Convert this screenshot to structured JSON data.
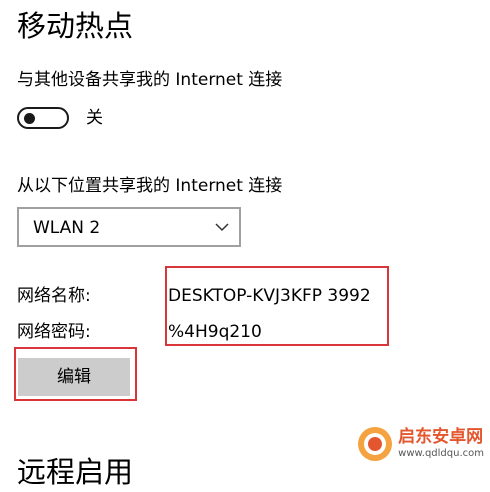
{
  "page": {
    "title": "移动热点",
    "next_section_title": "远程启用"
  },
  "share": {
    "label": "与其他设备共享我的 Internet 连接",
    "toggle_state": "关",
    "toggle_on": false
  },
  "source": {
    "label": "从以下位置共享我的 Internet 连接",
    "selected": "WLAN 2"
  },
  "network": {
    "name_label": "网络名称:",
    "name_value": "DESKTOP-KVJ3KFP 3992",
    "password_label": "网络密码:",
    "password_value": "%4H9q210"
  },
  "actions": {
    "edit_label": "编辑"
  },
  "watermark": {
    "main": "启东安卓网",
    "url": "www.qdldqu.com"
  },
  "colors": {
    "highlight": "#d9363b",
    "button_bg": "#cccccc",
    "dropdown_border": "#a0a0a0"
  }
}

GOAL OF THE EXERCISE
Transcribe all of the entries word for word, but skip any pictures they contain.

EXERCISE ANSWER
Convert this screenshot to structured JSON data.
{
  "page": {
    "title": "移动热点",
    "next_section_title": "远程启用"
  },
  "share": {
    "label": "与其他设备共享我的 Internet 连接",
    "toggle_state": "关",
    "toggle_on": false
  },
  "source": {
    "label": "从以下位置共享我的 Internet 连接",
    "selected": "WLAN 2"
  },
  "network": {
    "name_label": "网络名称:",
    "name_value": "DESKTOP-KVJ3KFP 3992",
    "password_label": "网络密码:",
    "password_value": "%4H9q210"
  },
  "actions": {
    "edit_label": "编辑"
  },
  "watermark": {
    "main": "启东安卓网",
    "url": "www.qdldqu.com"
  },
  "colors": {
    "highlight": "#d9363b",
    "button_bg": "#cccccc",
    "dropdown_border": "#a0a0a0"
  }
}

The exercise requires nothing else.